Data in this exercise:
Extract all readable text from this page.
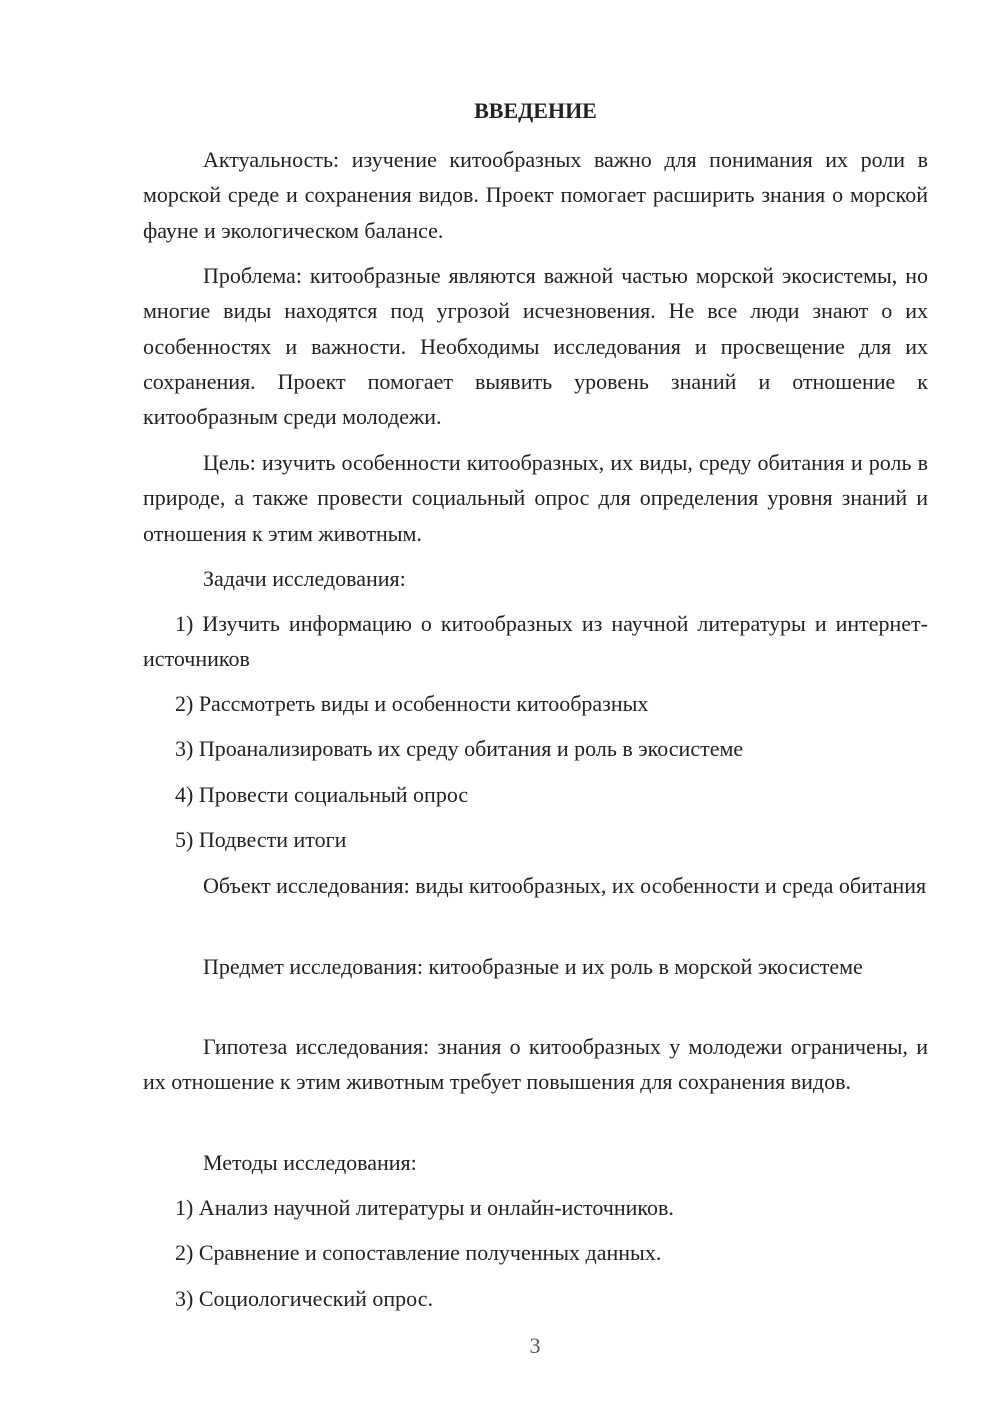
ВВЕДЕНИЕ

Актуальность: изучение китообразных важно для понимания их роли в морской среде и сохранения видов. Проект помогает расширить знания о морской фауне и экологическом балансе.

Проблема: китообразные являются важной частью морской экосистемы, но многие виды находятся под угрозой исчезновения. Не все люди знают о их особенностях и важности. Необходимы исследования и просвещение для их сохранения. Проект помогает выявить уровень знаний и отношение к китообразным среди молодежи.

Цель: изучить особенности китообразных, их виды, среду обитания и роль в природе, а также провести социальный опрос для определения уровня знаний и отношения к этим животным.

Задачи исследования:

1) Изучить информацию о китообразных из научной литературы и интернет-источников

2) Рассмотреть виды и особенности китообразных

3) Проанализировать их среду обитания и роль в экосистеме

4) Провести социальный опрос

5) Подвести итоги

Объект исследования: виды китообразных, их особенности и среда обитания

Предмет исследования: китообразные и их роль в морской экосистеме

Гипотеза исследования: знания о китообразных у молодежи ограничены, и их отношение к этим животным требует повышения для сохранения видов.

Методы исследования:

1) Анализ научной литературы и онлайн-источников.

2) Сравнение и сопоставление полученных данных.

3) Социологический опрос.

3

---

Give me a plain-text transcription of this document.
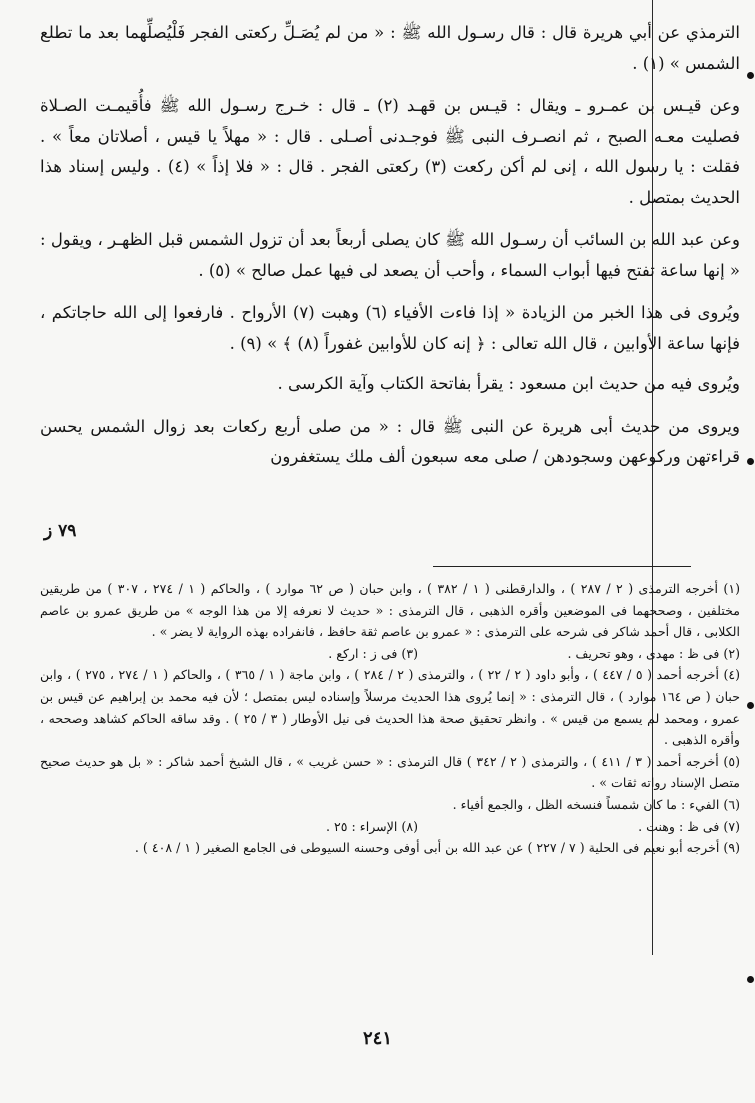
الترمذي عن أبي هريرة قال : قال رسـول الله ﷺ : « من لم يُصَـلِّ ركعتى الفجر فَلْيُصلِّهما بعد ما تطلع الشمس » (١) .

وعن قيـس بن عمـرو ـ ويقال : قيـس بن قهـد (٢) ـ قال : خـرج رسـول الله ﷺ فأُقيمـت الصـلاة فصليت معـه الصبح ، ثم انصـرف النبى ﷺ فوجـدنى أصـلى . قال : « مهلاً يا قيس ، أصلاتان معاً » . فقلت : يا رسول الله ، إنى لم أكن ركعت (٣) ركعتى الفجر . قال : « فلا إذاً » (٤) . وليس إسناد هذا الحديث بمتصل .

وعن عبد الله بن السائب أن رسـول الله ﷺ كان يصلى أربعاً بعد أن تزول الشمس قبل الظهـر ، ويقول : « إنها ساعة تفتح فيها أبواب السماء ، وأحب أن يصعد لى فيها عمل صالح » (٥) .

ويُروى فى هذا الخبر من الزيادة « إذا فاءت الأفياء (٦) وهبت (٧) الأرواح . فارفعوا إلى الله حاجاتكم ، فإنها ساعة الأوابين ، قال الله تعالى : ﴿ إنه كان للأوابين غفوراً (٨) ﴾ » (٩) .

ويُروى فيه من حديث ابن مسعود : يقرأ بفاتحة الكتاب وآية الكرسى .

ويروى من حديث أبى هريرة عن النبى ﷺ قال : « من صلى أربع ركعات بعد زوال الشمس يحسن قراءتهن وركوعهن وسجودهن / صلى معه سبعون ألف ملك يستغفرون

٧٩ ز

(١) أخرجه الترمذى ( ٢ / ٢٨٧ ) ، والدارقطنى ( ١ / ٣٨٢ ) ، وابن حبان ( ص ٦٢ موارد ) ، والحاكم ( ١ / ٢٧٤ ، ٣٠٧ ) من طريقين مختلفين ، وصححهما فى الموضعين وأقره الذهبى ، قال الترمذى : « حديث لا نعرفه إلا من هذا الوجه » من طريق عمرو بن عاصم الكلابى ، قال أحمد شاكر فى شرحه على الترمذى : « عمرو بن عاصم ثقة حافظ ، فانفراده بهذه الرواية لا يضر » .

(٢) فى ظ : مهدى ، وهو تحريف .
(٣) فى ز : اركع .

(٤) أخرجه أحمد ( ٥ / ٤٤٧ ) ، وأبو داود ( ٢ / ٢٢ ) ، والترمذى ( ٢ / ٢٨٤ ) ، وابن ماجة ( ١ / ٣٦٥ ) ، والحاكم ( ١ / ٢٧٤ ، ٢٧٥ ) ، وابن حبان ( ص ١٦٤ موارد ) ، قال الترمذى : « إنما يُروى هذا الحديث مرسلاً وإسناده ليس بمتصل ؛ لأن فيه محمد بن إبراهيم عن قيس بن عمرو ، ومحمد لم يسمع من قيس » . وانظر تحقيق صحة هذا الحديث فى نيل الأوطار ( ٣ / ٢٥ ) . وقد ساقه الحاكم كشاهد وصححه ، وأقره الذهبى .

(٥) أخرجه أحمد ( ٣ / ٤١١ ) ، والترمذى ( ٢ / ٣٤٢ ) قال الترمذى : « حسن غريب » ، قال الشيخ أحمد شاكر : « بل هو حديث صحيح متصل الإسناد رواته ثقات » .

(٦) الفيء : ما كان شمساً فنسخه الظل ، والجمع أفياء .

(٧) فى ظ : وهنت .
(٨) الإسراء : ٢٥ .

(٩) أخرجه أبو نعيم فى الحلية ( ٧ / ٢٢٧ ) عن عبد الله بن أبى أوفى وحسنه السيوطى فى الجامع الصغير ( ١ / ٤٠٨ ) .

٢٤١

...

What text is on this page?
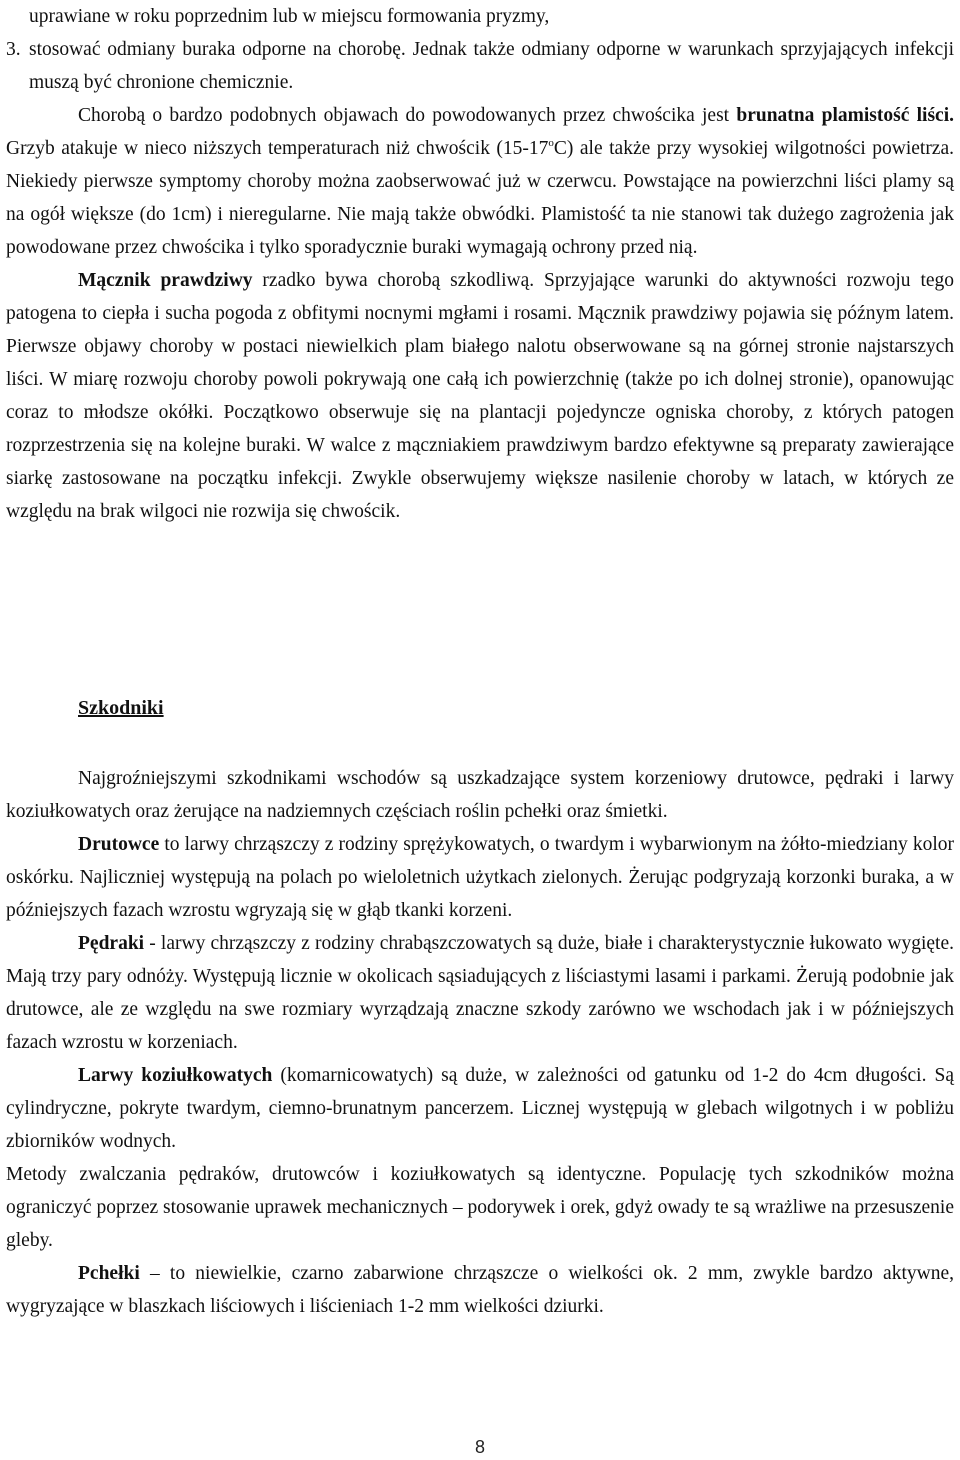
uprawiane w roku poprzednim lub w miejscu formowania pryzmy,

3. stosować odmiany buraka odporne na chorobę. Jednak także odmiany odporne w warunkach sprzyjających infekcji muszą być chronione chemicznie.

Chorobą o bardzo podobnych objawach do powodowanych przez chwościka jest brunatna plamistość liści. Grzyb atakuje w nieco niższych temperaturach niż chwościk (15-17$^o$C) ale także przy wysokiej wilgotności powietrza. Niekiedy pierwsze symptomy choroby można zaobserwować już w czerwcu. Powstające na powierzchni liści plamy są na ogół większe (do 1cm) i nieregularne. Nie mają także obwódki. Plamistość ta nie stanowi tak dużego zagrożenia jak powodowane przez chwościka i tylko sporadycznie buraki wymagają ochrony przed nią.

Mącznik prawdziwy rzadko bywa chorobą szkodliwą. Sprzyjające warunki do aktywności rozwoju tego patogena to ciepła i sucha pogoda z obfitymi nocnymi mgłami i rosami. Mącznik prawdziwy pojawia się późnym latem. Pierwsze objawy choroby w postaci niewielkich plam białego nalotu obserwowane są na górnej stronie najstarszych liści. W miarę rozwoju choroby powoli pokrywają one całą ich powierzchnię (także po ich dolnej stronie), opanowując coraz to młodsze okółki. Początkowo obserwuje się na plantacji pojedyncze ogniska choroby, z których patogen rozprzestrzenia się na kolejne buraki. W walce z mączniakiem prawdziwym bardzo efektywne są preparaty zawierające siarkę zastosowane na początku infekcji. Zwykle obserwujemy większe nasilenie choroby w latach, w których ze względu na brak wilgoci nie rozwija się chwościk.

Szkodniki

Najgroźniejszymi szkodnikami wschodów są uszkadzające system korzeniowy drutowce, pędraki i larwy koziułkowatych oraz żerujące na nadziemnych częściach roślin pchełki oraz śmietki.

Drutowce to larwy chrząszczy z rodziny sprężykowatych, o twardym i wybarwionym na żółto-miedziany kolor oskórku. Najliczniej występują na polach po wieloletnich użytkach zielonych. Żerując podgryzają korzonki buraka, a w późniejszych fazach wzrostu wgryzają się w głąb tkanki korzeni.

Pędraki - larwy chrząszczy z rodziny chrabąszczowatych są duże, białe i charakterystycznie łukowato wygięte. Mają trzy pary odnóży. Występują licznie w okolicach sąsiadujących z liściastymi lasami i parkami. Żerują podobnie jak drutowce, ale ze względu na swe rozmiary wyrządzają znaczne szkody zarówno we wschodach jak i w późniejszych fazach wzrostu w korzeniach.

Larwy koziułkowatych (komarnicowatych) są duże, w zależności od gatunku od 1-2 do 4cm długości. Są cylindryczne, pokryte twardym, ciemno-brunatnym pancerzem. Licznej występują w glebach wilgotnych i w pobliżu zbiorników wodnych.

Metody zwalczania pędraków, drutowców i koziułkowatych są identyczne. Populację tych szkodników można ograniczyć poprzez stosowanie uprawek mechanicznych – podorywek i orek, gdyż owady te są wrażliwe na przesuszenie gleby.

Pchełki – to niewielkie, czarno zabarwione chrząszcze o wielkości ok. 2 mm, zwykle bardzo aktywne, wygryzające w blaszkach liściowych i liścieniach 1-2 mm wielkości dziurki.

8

Task instructions:
Read the entries and pick out all lines that include the word "особенности".

Finished exercise:
Цель: изучить особенности китообразных, их виды, среду обитания и роль в природе, а также провести социальный опрос для определения уровня знаний и отношения к этим животным.
2) Рассмотреть виды и особенности китообразных
Объект исследования: виды китообразных, их особенности и среда обитания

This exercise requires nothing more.